> PROBLEM TO SOLVE: Copy all lines below exactly as written. Leave pictures out.

[Data records]

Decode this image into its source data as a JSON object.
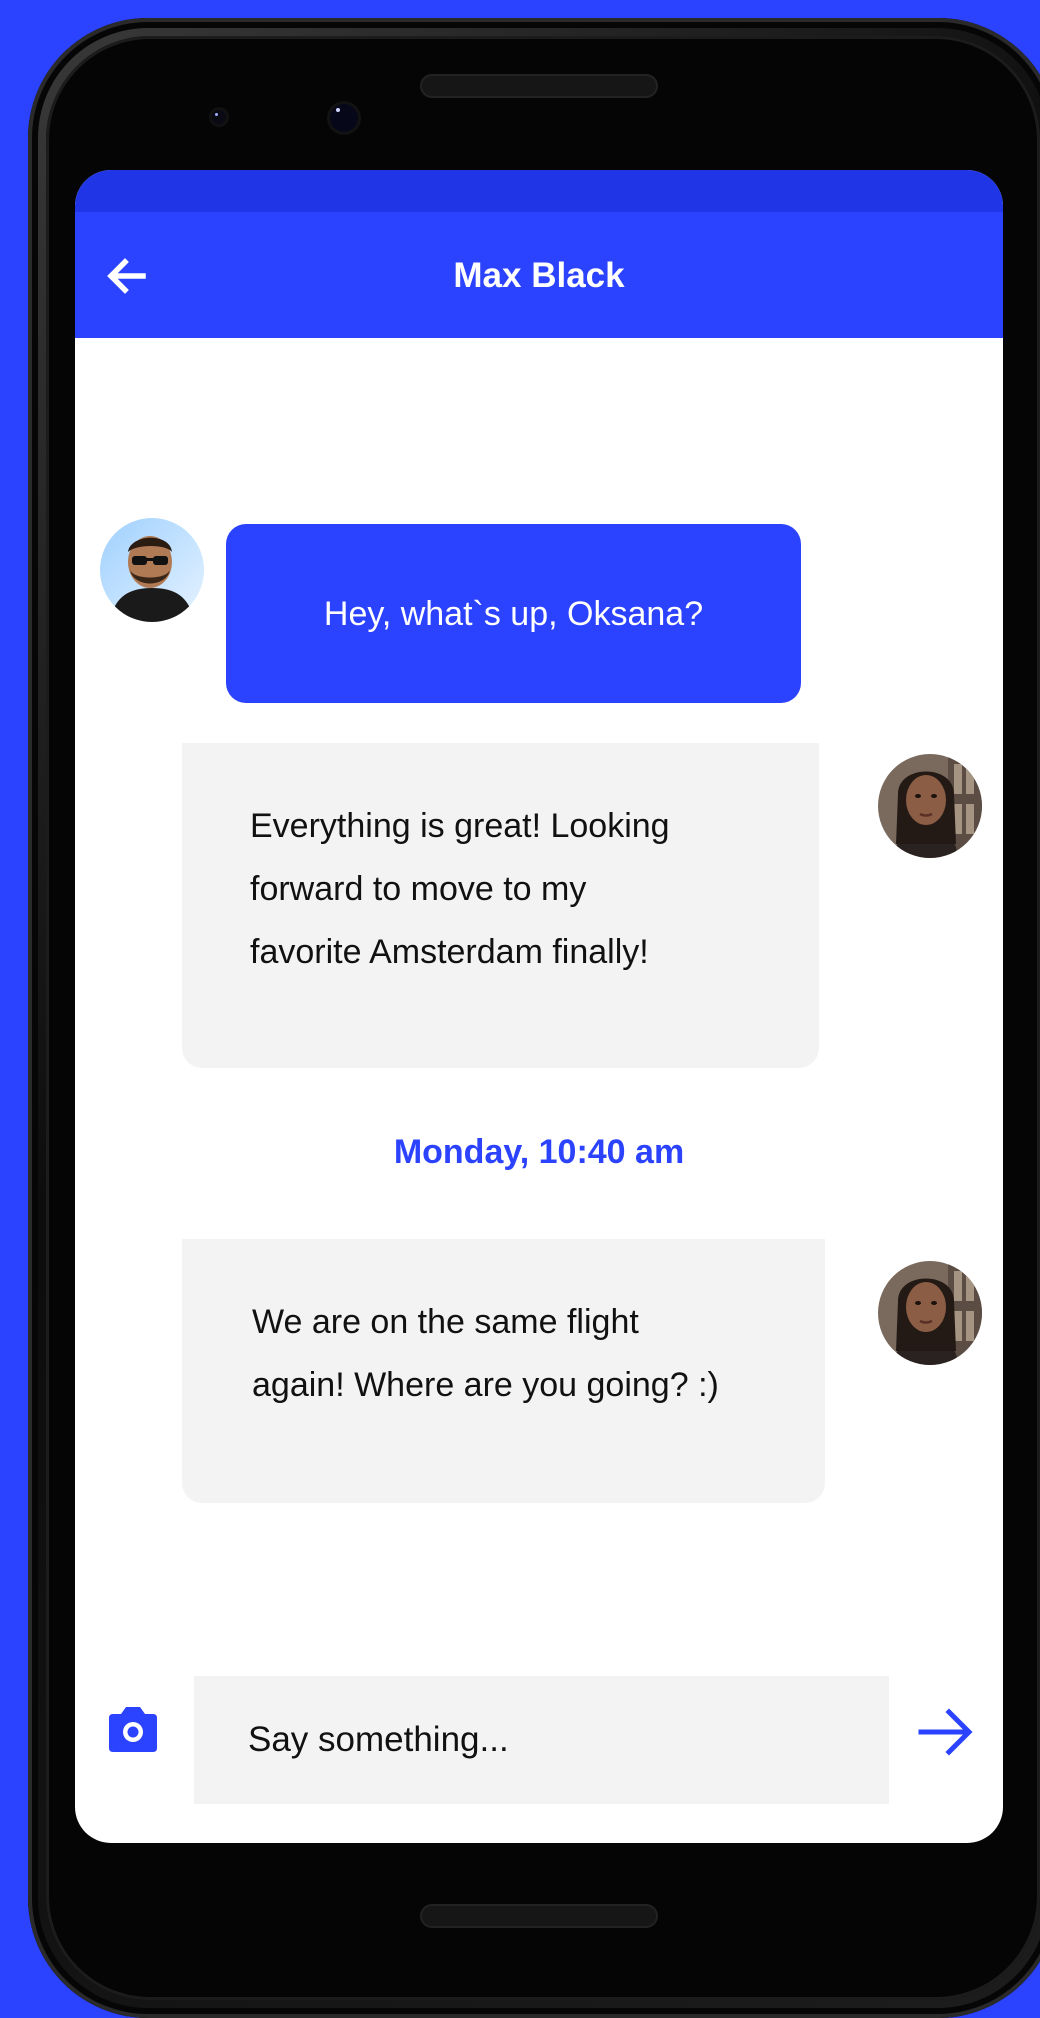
{
  "header": {
    "title": "Max Black"
  },
  "messages": [
    {
      "sender": "Max Black",
      "direction": "outgoing",
      "text": "Hey, what`s up, Oksana?"
    },
    {
      "sender": "Oksana",
      "direction": "incoming",
      "lines": [
        "Everything is great! Looking",
        "forward to move to my",
        "favorite Amsterdam finally!"
      ]
    },
    {
      "sender": "Oksana",
      "direction": "incoming",
      "lines": [
        "We are on the same flight",
        "again! Where are you going? :)"
      ]
    }
  ],
  "timestamp": "Monday, 10:40 am",
  "composer": {
    "placeholder": "Say something..."
  },
  "colors": {
    "accent": "#2b42ff",
    "status_bar": "#1f35e6",
    "incoming_bubble": "#f3f3f3",
    "background": "#ffffff"
  },
  "icons": {
    "back": "arrow-left-icon",
    "camera": "camera-icon",
    "send": "arrow-right-icon"
  }
}
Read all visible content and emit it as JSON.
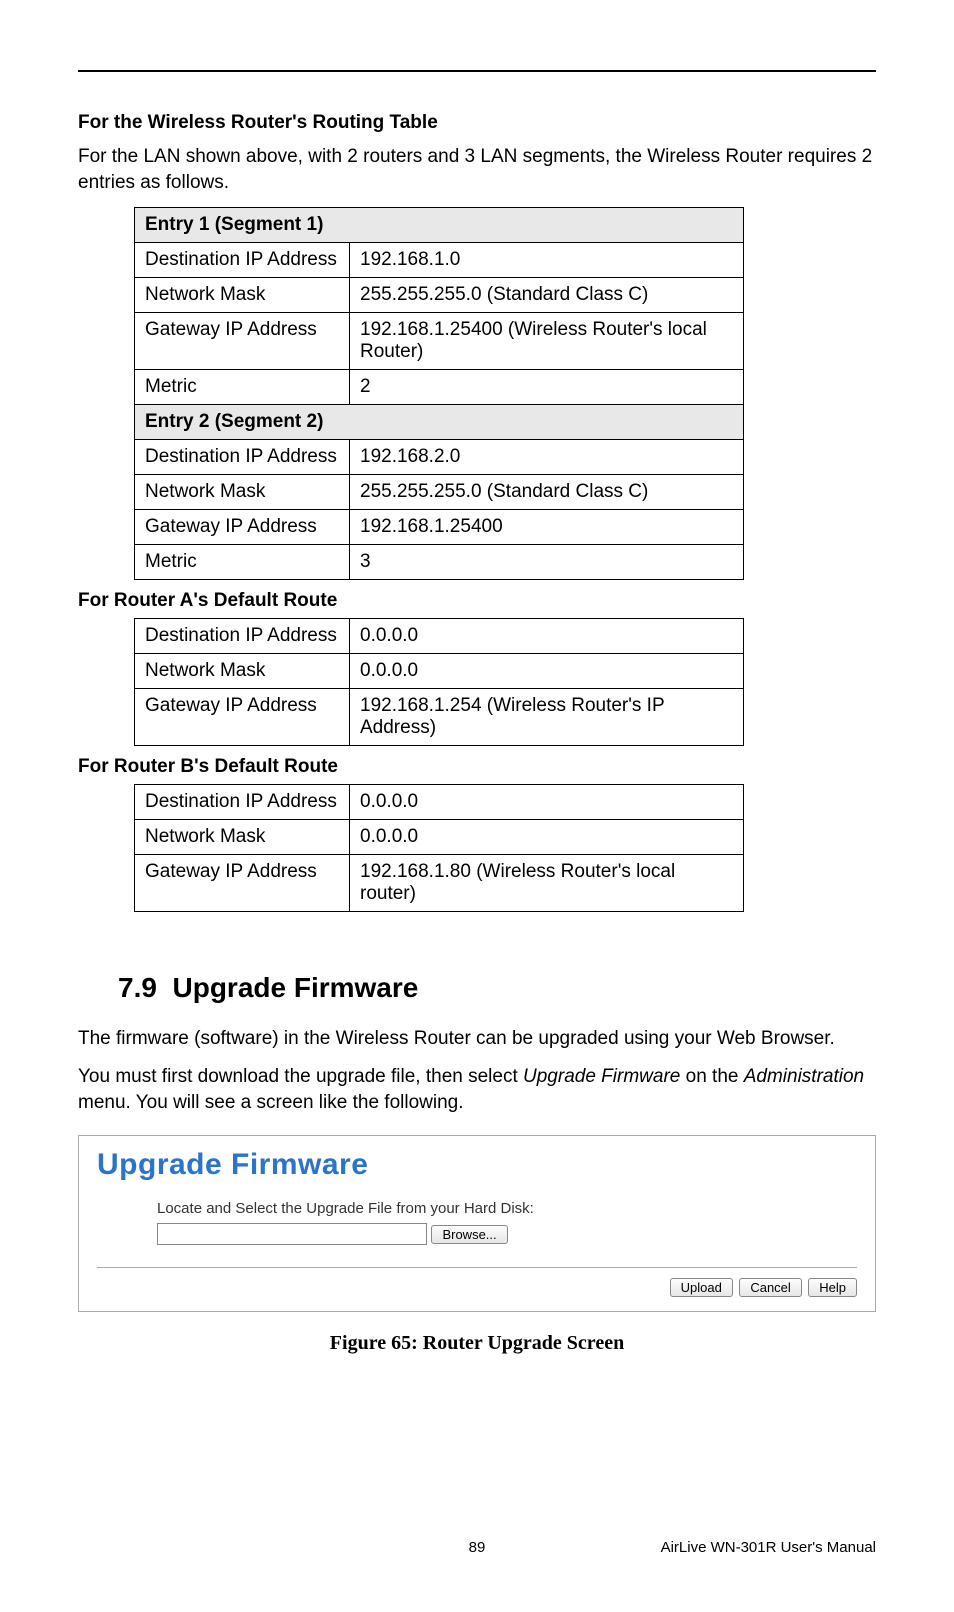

> ANSWER IN FULL:
Decode this image into its source data as a JSON object.
{
  "header": {
    "title": "Max Black"
  },
  "messages": [
    {
      "sender": "Max Black",
      "direction": "outgoing",
      "text": "Hey, what`s up, Oksana?"
    },
    {
      "sender": "Oksana",
      "direction": "incoming",
      "lines": [
        "Everything is great! Looking",
        "forward to move to my",
        "favorite Amsterdam finally!"
      ]
    },
    {
      "sender": "Oksana",
      "direction": "incoming",
      "lines": [
        "We are on the same flight",
        "again! Where are you going? :)"
      ]
    }
  ],
  "timestamp": "Monday, 10:40 am",
  "composer": {
    "placeholder": "Say something..."
  },
  "colors": {
    "accent": "#2b42ff",
    "status_bar": "#1f35e6",
    "incoming_bubble": "#f3f3f3",
    "background": "#ffffff"
  },
  "icons": {
    "back": "arrow-left-icon",
    "camera": "camera-icon",
    "send": "arrow-right-icon"
  }
}
Read all visible content and emit it as JSON.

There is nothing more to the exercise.